**THE TASK:**
Please copy out the following lines word for word, changing nothing.

**PROVIDED MATERIAL:**
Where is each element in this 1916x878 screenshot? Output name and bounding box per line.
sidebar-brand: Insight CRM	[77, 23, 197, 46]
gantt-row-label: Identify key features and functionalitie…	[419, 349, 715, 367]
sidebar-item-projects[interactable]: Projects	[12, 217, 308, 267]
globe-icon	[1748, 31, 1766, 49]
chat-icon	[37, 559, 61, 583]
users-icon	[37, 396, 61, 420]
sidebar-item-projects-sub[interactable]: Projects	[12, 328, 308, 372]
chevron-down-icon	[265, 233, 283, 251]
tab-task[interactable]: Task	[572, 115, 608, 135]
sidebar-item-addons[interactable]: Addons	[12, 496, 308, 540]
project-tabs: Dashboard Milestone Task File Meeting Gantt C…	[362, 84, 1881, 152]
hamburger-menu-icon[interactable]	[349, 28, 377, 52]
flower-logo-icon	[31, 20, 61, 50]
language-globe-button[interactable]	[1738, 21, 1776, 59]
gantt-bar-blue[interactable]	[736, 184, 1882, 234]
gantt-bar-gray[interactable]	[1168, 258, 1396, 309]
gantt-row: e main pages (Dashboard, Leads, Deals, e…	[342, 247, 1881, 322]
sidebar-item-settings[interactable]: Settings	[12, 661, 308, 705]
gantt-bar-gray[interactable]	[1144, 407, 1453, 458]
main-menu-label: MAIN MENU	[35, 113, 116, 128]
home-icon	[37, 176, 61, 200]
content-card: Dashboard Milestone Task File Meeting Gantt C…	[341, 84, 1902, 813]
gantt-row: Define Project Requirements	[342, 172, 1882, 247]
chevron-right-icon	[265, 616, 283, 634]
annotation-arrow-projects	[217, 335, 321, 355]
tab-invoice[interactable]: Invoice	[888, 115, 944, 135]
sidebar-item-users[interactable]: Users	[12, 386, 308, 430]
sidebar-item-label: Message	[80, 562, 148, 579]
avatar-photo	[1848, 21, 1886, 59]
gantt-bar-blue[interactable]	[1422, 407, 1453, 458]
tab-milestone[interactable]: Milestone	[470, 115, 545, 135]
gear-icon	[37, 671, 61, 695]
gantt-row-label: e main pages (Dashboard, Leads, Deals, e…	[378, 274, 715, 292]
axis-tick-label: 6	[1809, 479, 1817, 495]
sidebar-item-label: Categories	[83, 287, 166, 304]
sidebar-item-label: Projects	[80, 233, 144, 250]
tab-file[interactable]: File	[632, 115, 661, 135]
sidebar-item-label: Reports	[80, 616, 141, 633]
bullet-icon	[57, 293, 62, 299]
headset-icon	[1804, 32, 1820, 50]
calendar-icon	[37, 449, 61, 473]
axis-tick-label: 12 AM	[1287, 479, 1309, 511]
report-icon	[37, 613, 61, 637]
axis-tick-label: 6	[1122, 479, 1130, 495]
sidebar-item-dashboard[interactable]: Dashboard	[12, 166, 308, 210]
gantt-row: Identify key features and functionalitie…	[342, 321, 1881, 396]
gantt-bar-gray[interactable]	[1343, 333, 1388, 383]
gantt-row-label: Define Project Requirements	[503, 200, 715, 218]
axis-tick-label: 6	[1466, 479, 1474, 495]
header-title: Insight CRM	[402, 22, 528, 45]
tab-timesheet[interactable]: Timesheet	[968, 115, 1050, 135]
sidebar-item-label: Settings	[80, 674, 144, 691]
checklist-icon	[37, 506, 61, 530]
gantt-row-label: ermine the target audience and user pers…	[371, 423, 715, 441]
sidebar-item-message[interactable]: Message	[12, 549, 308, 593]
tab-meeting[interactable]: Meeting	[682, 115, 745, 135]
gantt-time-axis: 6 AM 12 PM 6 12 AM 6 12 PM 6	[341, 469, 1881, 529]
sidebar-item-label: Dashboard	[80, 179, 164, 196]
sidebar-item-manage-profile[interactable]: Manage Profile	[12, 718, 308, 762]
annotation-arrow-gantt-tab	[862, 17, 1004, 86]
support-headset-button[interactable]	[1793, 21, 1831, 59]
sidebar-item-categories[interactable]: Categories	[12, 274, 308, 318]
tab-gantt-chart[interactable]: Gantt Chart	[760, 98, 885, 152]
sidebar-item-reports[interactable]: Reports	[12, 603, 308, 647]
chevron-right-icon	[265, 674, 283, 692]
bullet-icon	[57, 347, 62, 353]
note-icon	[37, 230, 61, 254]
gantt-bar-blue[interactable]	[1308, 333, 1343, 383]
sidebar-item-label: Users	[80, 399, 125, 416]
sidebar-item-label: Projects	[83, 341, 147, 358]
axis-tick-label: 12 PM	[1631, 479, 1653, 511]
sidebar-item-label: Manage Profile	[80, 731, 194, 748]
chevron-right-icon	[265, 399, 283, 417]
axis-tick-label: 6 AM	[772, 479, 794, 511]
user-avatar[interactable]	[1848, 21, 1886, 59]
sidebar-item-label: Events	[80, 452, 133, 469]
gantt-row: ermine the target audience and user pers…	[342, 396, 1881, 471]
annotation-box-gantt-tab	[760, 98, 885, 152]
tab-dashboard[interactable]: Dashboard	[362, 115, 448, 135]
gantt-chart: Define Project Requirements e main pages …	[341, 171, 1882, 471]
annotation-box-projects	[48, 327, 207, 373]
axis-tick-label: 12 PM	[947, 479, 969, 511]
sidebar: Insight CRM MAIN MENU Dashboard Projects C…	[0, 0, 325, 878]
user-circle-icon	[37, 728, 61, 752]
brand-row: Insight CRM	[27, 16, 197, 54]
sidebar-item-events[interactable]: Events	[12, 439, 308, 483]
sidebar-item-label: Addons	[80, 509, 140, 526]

**EXPECTED OUTPUT:**
Where is each element in this 1916x878 screenshot? Output name and bounding box per line.
sidebar-brand: Insight CRM	[77, 23, 197, 46]
gantt-row-label: Identify key features and functionalitie…	[419, 349, 715, 367]
sidebar-item-projects[interactable]: Projects	[12, 217, 308, 267]
globe-icon	[1748, 31, 1766, 49]
chat-icon	[37, 559, 61, 583]
users-icon	[37, 396, 61, 420]
sidebar-item-projects-sub[interactable]: Projects	[12, 328, 308, 372]
chevron-down-icon	[265, 233, 283, 251]
tab-task[interactable]: Task	[572, 115, 608, 135]
sidebar-item-addons[interactable]: Addons	[12, 496, 308, 540]
project-tabs: Dashboard Milestone Task File Meeting Gantt C…	[362, 84, 1881, 152]
hamburger-menu-icon[interactable]	[349, 28, 377, 52]
flower-logo-icon	[31, 20, 61, 50]
language-globe-button[interactable]	[1738, 21, 1776, 59]
gantt-bar-blue[interactable]	[736, 184, 1882, 234]
gantt-bar-gray[interactable]	[1168, 258, 1396, 309]
gantt-row: e main pages (Dashboard, Leads, Deals, e…	[342, 247, 1881, 322]
sidebar-item-settings[interactable]: Settings	[12, 661, 308, 705]
gantt-bar-gray[interactable]	[1144, 407, 1453, 458]
main-menu-label: MAIN MENU	[35, 113, 116, 128]
home-icon	[37, 176, 61, 200]
content-card: Dashboard Milestone Task File Meeting Gantt C…	[341, 84, 1902, 813]
gantt-row: Define Project Requirements	[342, 172, 1882, 247]
chevron-right-icon	[265, 616, 283, 634]
annotation-arrow-projects	[217, 335, 321, 355]
tab-invoice[interactable]: Invoice	[888, 115, 944, 135]
sidebar-item-users[interactable]: Users	[12, 386, 308, 430]
sidebar-item-label: Message	[80, 562, 148, 579]
avatar-photo	[1848, 21, 1886, 59]
gantt-bar-blue[interactable]	[1422, 407, 1453, 458]
tab-milestone[interactable]: Milestone	[470, 115, 545, 135]
gear-icon	[37, 671, 61, 695]
gantt-row-label: e main pages (Dashboard, Leads, Deals, e…	[378, 274, 715, 292]
axis-tick-label: 6	[1809, 479, 1817, 495]
sidebar-item-label: Categories	[83, 287, 166, 304]
sidebar-item-label: Projects	[80, 233, 144, 250]
tab-file[interactable]: File	[632, 115, 661, 135]
sidebar-item-label: Reports	[80, 616, 141, 633]
bullet-icon	[57, 293, 62, 299]
headset-icon	[1804, 32, 1820, 50]
calendar-icon	[37, 449, 61, 473]
axis-tick-label: 12 AM	[1287, 479, 1309, 511]
report-icon	[37, 613, 61, 637]
axis-tick-label: 6	[1122, 479, 1130, 495]
sidebar-item-dashboard[interactable]: Dashboard	[12, 166, 308, 210]
gantt-row: Identify key features and functionalitie…	[342, 321, 1881, 396]
gantt-bar-gray[interactable]	[1343, 333, 1388, 383]
gantt-row-label: Define Project Requirements	[503, 200, 715, 218]
axis-tick-label: 6	[1466, 479, 1474, 495]
header-title: Insight CRM	[402, 22, 528, 45]
tab-timesheet[interactable]: Timesheet	[968, 115, 1050, 135]
sidebar-item-label: Settings	[80, 674, 144, 691]
checklist-icon	[37, 506, 61, 530]
gantt-row-label: ermine the target audience and user pers…	[371, 423, 715, 441]
sidebar-item-message[interactable]: Message	[12, 549, 308, 593]
tab-meeting[interactable]: Meeting	[682, 115, 745, 135]
gantt-time-axis: 6 AM 12 PM 6 12 AM 6 12 PM 6	[341, 469, 1881, 529]
sidebar-item-label: Dashboard	[80, 179, 164, 196]
sidebar-item-manage-profile[interactable]: Manage Profile	[12, 718, 308, 762]
annotation-arrow-gantt-tab	[862, 17, 1004, 86]
support-headset-button[interactable]	[1793, 21, 1831, 59]
sidebar-item-categories[interactable]: Categories	[12, 274, 308, 318]
tab-gantt-chart[interactable]: Gantt Chart	[760, 98, 885, 152]
sidebar-item-reports[interactable]: Reports	[12, 603, 308, 647]
chevron-right-icon	[265, 674, 283, 692]
bullet-icon	[57, 347, 62, 353]
note-icon	[37, 230, 61, 254]
gantt-bar-blue[interactable]	[1308, 333, 1343, 383]
sidebar-item-label: Users	[80, 399, 125, 416]
sidebar-item-label: Projects	[83, 341, 147, 358]
axis-tick-label: 12 PM	[1631, 479, 1653, 511]
sidebar-item-label: Manage Profile	[80, 731, 194, 748]
chevron-right-icon	[265, 399, 283, 417]
axis-tick-label: 6 AM	[772, 479, 794, 511]
user-avatar[interactable]	[1848, 21, 1886, 59]
sidebar-item-label: Events	[80, 452, 133, 469]
gantt-row: ermine the target audience and user pers…	[342, 396, 1881, 471]
annotation-box-gantt-tab	[760, 98, 885, 152]
tab-dashboard[interactable]: Dashboard	[362, 115, 448, 135]
gantt-chart: Define Project Requirements e main pages …	[341, 171, 1882, 471]
annotation-box-projects	[48, 327, 207, 373]
axis-tick-label: 12 PM	[947, 479, 969, 511]
sidebar: Insight CRM MAIN MENU Dashboard Projects C…	[0, 0, 325, 878]
user-circle-icon	[37, 728, 61, 752]
brand-row: Insight CRM	[27, 16, 197, 54]
sidebar-item-events[interactable]: Events	[12, 439, 308, 483]
sidebar-item-label: Addons	[80, 509, 140, 526]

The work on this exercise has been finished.